#### Source data:
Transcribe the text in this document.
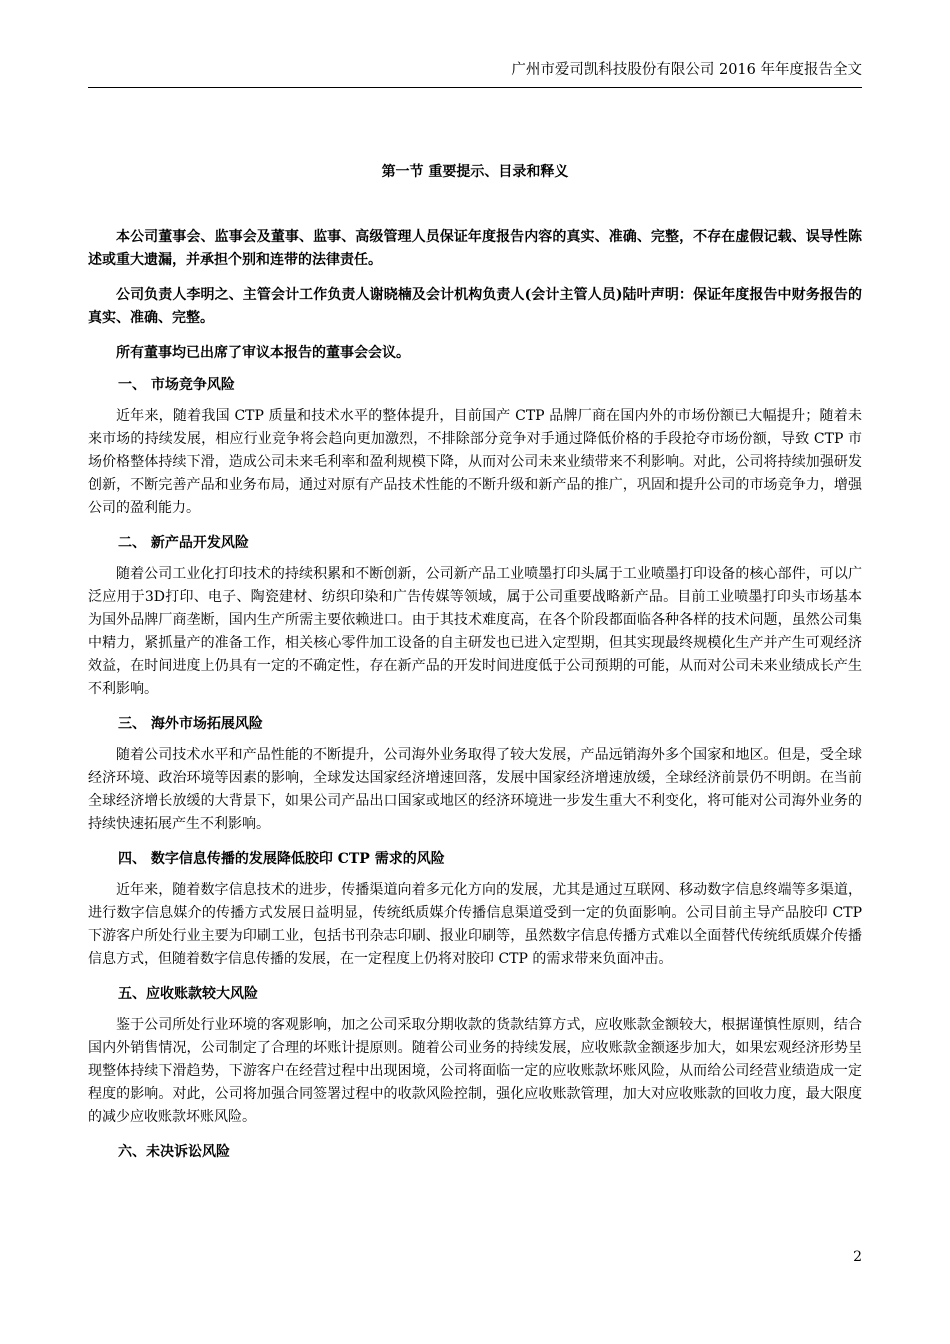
广州市爱司凯科技股份有限公司 2016 年年度报告全文
第一节 重要提示、目录和释义

本公司董事会、监事会及董事、监事、高级管理人员保证年度报告内容的真实、准确、完整，不存在虚假记载、误导性陈述或重大遗漏，并承担个别和连带的法律责任。

公司负责人李明之、主管会计工作负责人谢晓楠及会计机构负责人(会计主管人员)陆叶声明：保证年度报告中财务报告的真实、准确、完整。

所有董事均已出席了审议本报告的董事会会议。

一、 市场竞争风险

近年来，随着我国 CTP 质量和技术水平的整体提升，目前国产 CTP 品牌厂商在国内外的市场份额已大幅提升；随着未来市场的持续发展，相应行业竞争将会趋向更加激烈，不排除部分竞争对手通过降低价格的手段抢夺市场份额，导致 CTP 市场价格整体持续下滑，造成公司未来毛利率和盈利规模下降，从而对公司未来业绩带来不利影响。对此，公司将持续加强研发创新，不断完善产品和业务布局，通过对原有产品技术性能的不断升级和新产品的推广，巩固和提升公司的市场竞争力，增强公司的盈利能力。

二、 新产品开发风险

随着公司工业化打印技术的持续积累和不断创新，公司新产品工业喷墨打印头属于工业喷墨打印设备的核心部件，可以广泛应用于3D打印、电子、陶瓷建材、纺织印染和广告传媒等领域，属于公司重要战略新产品。目前工业喷墨打印头市场基本为国外品牌厂商垄断，国内生产所需主要依赖进口。由于其技术难度高，在各个阶段都面临各种各样的技术问题，虽然公司集中精力，紧抓量产的准备工作，相关核心零件加工设备的自主研发也已进入定型期，但其实现最终规模化生产并产生可观经济效益，在时间进度上仍具有一定的不确定性，存在新产品的开发时间进度低于公司预期的可能，从而对公司未来业绩成长产生不利影响。

三、 海外市场拓展风险

随着公司技术水平和产品性能的不断提升，公司海外业务取得了较大发展，产品远销海外多个国家和地区。但是，受全球经济环境、政治环境等因素的影响，全球发达国家经济增速回落，发展中国家经济增速放缓，全球经济前景仍不明朗。在当前全球经济增长放缓的大背景下，如果公司产品出口国家或地区的经济环境进一步发生重大不利变化，将可能对公司海外业务的持续快速拓展产生不利影响。

四、 数字信息传播的发展降低胶印 CTP 需求的风险

近年来，随着数字信息技术的进步，传播渠道向着多元化方向的发展，尤其是通过互联网、移动数字信息终端等多渠道，进行数字信息媒介的传播方式发展日益明显，传统纸质媒介传播信息渠道受到一定的负面影响。公司目前主导产品胶印 CTP 下游客户所处行业主要为印刷工业，包括书刊杂志印刷、报业印刷等，虽然数字信息传播方式难以全面替代传统纸质媒介传播信息方式，但随着数字信息传播的发展，在一定程度上仍将对胶印 CTP 的需求带来负面冲击。

五、应收账款较大风险

鉴于公司所处行业环境的客观影响，加之公司采取分期收款的货款结算方式，应收账款金额较大，根据谨慎性原则，结合国内外销售情况，公司制定了合理的坏账计提原则。随着公司业务的持续发展，应收账款金额逐步加大，如果宏观经济形势呈现整体持续下滑趋势，下游客户在经营过程中出现困境，公司将面临一定的应收账款坏账风险，从而给公司经营业绩造成一定程度的影响。对此，公司将加强合同签署过程中的收款风险控制，强化应收账款管理，加大对应收账款的回收力度，最大限度的减少应收账款坏账风险。

六、未决诉讼风险

2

#### The problem:
Your copy should repeat each entry above exactly but contain no pictures.

#### Answer:
Transcribe the text in this document.
广州市爱司凯科技股份有限公司 2016 年年度报告全文
第一节 重要提示、目录和释义

本公司董事会、监事会及董事、监事、高级管理人员保证年度报告内容的真实、准确、完整，不存在虚假记载、误导性陈述或重大遗漏，并承担个别和连带的法律责任。

公司负责人李明之、主管会计工作负责人谢晓楠及会计机构负责人(会计主管人员)陆叶声明：保证年度报告中财务报告的真实、准确、完整。

所有董事均已出席了审议本报告的董事会会议。

一、 市场竞争风险

近年来，随着我国 CTP 质量和技术水平的整体提升，目前国产 CTP 品牌厂商在国内外的市场份额已大幅提升；随着未来市场的持续发展，相应行业竞争将会趋向更加激烈，不排除部分竞争对手通过降低价格的手段抢夺市场份额，导致 CTP 市场价格整体持续下滑，造成公司未来毛利率和盈利规模下降，从而对公司未来业绩带来不利影响。对此，公司将持续加强研发创新，不断完善产品和业务布局，通过对原有产品技术性能的不断升级和新产品的推广，巩固和提升公司的市场竞争力，增强公司的盈利能力。

二、 新产品开发风险

随着公司工业化打印技术的持续积累和不断创新，公司新产品工业喷墨打印头属于工业喷墨打印设备的核心部件，可以广泛应用于3D打印、电子、陶瓷建材、纺织印染和广告传媒等领域，属于公司重要战略新产品。目前工业喷墨打印头市场基本为国外品牌厂商垄断，国内生产所需主要依赖进口。由于其技术难度高，在各个阶段都面临各种各样的技术问题，虽然公司集中精力，紧抓量产的准备工作，相关核心零件加工设备的自主研发也已进入定型期，但其实现最终规模化生产并产生可观经济效益，在时间进度上仍具有一定的不确定性，存在新产品的开发时间进度低于公司预期的可能，从而对公司未来业绩成长产生不利影响。

三、 海外市场拓展风险

随着公司技术水平和产品性能的不断提升，公司海外业务取得了较大发展，产品远销海外多个国家和地区。但是，受全球经济环境、政治环境等因素的影响，全球发达国家经济增速回落，发展中国家经济增速放缓，全球经济前景仍不明朗。在当前全球经济增长放缓的大背景下，如果公司产品出口国家或地区的经济环境进一步发生重大不利变化，将可能对公司海外业务的持续快速拓展产生不利影响。

四、 数字信息传播的发展降低胶印 CTP 需求的风险

近年来，随着数字信息技术的进步，传播渠道向着多元化方向的发展，尤其是通过互联网、移动数字信息终端等多渠道，进行数字信息媒介的传播方式发展日益明显，传统纸质媒介传播信息渠道受到一定的负面影响。公司目前主导产品胶印 CTP 下游客户所处行业主要为印刷工业，包括书刊杂志印刷、报业印刷等，虽然数字信息传播方式难以全面替代传统纸质媒介传播信息方式，但随着数字信息传播的发展，在一定程度上仍将对胶印 CTP 的需求带来负面冲击。

五、应收账款较大风险

鉴于公司所处行业环境的客观影响，加之公司采取分期收款的货款结算方式，应收账款金额较大，根据谨慎性原则，结合国内外销售情况，公司制定了合理的坏账计提原则。随着公司业务的持续发展，应收账款金额逐步加大，如果宏观经济形势呈现整体持续下滑趋势，下游客户在经营过程中出现困境，公司将面临一定的应收账款坏账风险，从而给公司经营业绩造成一定程度的影响。对此，公司将加强合同签署过程中的收款风险控制，强化应收账款管理，加大对应收账款的回收力度，最大限度的减少应收账款坏账风险。

六、未决诉讼风险

2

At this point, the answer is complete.